-- Begin --

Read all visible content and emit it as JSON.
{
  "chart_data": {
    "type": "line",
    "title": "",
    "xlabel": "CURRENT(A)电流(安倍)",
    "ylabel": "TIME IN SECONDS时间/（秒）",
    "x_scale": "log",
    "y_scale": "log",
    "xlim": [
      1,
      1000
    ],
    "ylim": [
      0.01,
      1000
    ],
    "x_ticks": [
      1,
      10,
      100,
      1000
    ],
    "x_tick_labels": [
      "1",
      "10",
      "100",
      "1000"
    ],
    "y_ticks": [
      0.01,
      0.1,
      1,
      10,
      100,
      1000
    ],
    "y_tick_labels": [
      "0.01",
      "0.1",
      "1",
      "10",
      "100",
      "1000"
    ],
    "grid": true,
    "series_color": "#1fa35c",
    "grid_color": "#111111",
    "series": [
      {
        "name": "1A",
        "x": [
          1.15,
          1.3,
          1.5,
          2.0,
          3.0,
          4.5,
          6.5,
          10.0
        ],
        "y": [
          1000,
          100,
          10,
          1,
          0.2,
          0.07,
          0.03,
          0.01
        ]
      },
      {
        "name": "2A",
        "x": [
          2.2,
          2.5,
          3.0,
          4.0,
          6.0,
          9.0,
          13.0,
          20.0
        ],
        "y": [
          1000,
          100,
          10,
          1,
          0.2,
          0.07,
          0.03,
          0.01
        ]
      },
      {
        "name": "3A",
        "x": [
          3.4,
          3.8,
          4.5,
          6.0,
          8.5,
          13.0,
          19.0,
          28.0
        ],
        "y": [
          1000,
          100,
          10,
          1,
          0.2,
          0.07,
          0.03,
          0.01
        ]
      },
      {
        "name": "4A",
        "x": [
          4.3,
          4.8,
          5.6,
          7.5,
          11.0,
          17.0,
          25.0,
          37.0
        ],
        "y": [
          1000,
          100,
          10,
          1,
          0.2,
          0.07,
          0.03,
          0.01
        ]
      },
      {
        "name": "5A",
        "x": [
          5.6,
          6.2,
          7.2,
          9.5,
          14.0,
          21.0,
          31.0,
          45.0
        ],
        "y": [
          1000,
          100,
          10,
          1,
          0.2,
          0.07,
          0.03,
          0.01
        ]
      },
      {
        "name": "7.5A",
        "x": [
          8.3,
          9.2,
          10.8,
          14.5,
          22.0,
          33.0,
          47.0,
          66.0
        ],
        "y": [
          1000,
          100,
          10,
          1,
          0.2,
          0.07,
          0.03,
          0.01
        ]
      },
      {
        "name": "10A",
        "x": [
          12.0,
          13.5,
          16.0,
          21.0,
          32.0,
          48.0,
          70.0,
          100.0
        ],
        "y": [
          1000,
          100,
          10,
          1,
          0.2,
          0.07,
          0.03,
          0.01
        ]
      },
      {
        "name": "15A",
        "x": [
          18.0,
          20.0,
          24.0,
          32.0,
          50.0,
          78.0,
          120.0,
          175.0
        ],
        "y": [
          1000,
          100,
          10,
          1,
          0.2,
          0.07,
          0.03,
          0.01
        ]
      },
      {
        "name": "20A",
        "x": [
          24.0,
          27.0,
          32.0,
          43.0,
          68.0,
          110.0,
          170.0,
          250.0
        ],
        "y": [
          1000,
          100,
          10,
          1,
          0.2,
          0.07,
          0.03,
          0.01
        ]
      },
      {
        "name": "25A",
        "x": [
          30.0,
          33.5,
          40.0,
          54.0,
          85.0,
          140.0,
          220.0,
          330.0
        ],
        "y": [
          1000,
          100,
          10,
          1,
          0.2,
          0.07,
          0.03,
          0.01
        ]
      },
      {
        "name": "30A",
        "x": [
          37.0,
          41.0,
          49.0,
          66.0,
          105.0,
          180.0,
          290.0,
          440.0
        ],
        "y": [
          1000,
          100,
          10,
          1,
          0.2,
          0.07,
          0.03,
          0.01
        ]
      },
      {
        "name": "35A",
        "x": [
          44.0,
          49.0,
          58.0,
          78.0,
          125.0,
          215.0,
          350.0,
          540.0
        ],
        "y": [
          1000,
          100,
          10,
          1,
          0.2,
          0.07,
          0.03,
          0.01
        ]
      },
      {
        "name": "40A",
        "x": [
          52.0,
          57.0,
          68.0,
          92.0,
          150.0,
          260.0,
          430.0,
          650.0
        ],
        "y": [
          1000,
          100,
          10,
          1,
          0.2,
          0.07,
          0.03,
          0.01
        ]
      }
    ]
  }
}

-- End --

To be done >> Produce an exact copy of every entry above.

Written solution >>
Read all visible content and emit it as JSON.
{
  "chart_data": {
    "type": "line",
    "title": "",
    "xlabel": "CURRENT(A)电流(安倍)",
    "ylabel": "TIME IN SECONDS时间/（秒）",
    "x_scale": "log",
    "y_scale": "log",
    "xlim": [
      1,
      1000
    ],
    "ylim": [
      0.01,
      1000
    ],
    "x_ticks": [
      1,
      10,
      100,
      1000
    ],
    "x_tick_labels": [
      "1",
      "10",
      "100",
      "1000"
    ],
    "y_ticks": [
      0.01,
      0.1,
      1,
      10,
      100,
      1000
    ],
    "y_tick_labels": [
      "0.01",
      "0.1",
      "1",
      "10",
      "100",
      "1000"
    ],
    "grid": true,
    "series_color": "#1fa35c",
    "grid_color": "#111111",
    "series": [
      {
        "name": "1A",
        "x": [
          1.15,
          1.3,
          1.5,
          2.0,
          3.0,
          4.5,
          6.5,
          10.0
        ],
        "y": [
          1000,
          100,
          10,
          1,
          0.2,
          0.07,
          0.03,
          0.01
        ]
      },
      {
        "name": "2A",
        "x": [
          2.2,
          2.5,
          3.0,
          4.0,
          6.0,
          9.0,
          13.0,
          20.0
        ],
        "y": [
          1000,
          100,
          10,
          1,
          0.2,
          0.07,
          0.03,
          0.01
        ]
      },
      {
        "name": "3A",
        "x": [
          3.4,
          3.8,
          4.5,
          6.0,
          8.5,
          13.0,
          19.0,
          28.0
        ],
        "y": [
          1000,
          100,
          10,
          1,
          0.2,
          0.07,
          0.03,
          0.01
        ]
      },
      {
        "name": "4A",
        "x": [
          4.3,
          4.8,
          5.6,
          7.5,
          11.0,
          17.0,
          25.0,
          37.0
        ],
        "y": [
          1000,
          100,
          10,
          1,
          0.2,
          0.07,
          0.03,
          0.01
        ]
      },
      {
        "name": "5A",
        "x": [
          5.6,
          6.2,
          7.2,
          9.5,
          14.0,
          21.0,
          31.0,
          45.0
        ],
        "y": [
          1000,
          100,
          10,
          1,
          0.2,
          0.07,
          0.03,
          0.01
        ]
      },
      {
        "name": "7.5A",
        "x": [
          8.3,
          9.2,
          10.8,
          14.5,
          22.0,
          33.0,
          47.0,
          66.0
        ],
        "y": [
          1000,
          100,
          10,
          1,
          0.2,
          0.07,
          0.03,
          0.01
        ]
      },
      {
        "name": "10A",
        "x": [
          12.0,
          13.5,
          16.0,
          21.0,
          32.0,
          48.0,
          70.0,
          100.0
        ],
        "y": [
          1000,
          100,
          10,
          1,
          0.2,
          0.07,
          0.03,
          0.01
        ]
      },
      {
        "name": "15A",
        "x": [
          18.0,
          20.0,
          24.0,
          32.0,
          50.0,
          78.0,
          120.0,
          175.0
        ],
        "y": [
          1000,
          100,
          10,
          1,
          0.2,
          0.07,
          0.03,
          0.01
        ]
      },
      {
        "name": "20A",
        "x": [
          24.0,
          27.0,
          32.0,
          43.0,
          68.0,
          110.0,
          170.0,
          250.0
        ],
        "y": [
          1000,
          100,
          10,
          1,
          0.2,
          0.07,
          0.03,
          0.01
        ]
      },
      {
        "name": "25A",
        "x": [
          30.0,
          33.5,
          40.0,
          54.0,
          85.0,
          140.0,
          220.0,
          330.0
        ],
        "y": [
          1000,
          100,
          10,
          1,
          0.2,
          0.07,
          0.03,
          0.01
        ]
      },
      {
        "name": "30A",
        "x": [
          37.0,
          41.0,
          49.0,
          66.0,
          105.0,
          180.0,
          290.0,
          440.0
        ],
        "y": [
          1000,
          100,
          10,
          1,
          0.2,
          0.07,
          0.03,
          0.01
        ]
      },
      {
        "name": "35A",
        "x": [
          44.0,
          49.0,
          58.0,
          78.0,
          125.0,
          215.0,
          350.0,
          540.0
        ],
        "y": [
          1000,
          100,
          10,
          1,
          0.2,
          0.07,
          0.03,
          0.01
        ]
      },
      {
        "name": "40A",
        "x": [
          52.0,
          57.0,
          68.0,
          92.0,
          150.0,
          260.0,
          430.0,
          650.0
        ],
        "y": [
          1000,
          100,
          10,
          1,
          0.2,
          0.07,
          0.03,
          0.01
        ]
      }
    ]
  }
}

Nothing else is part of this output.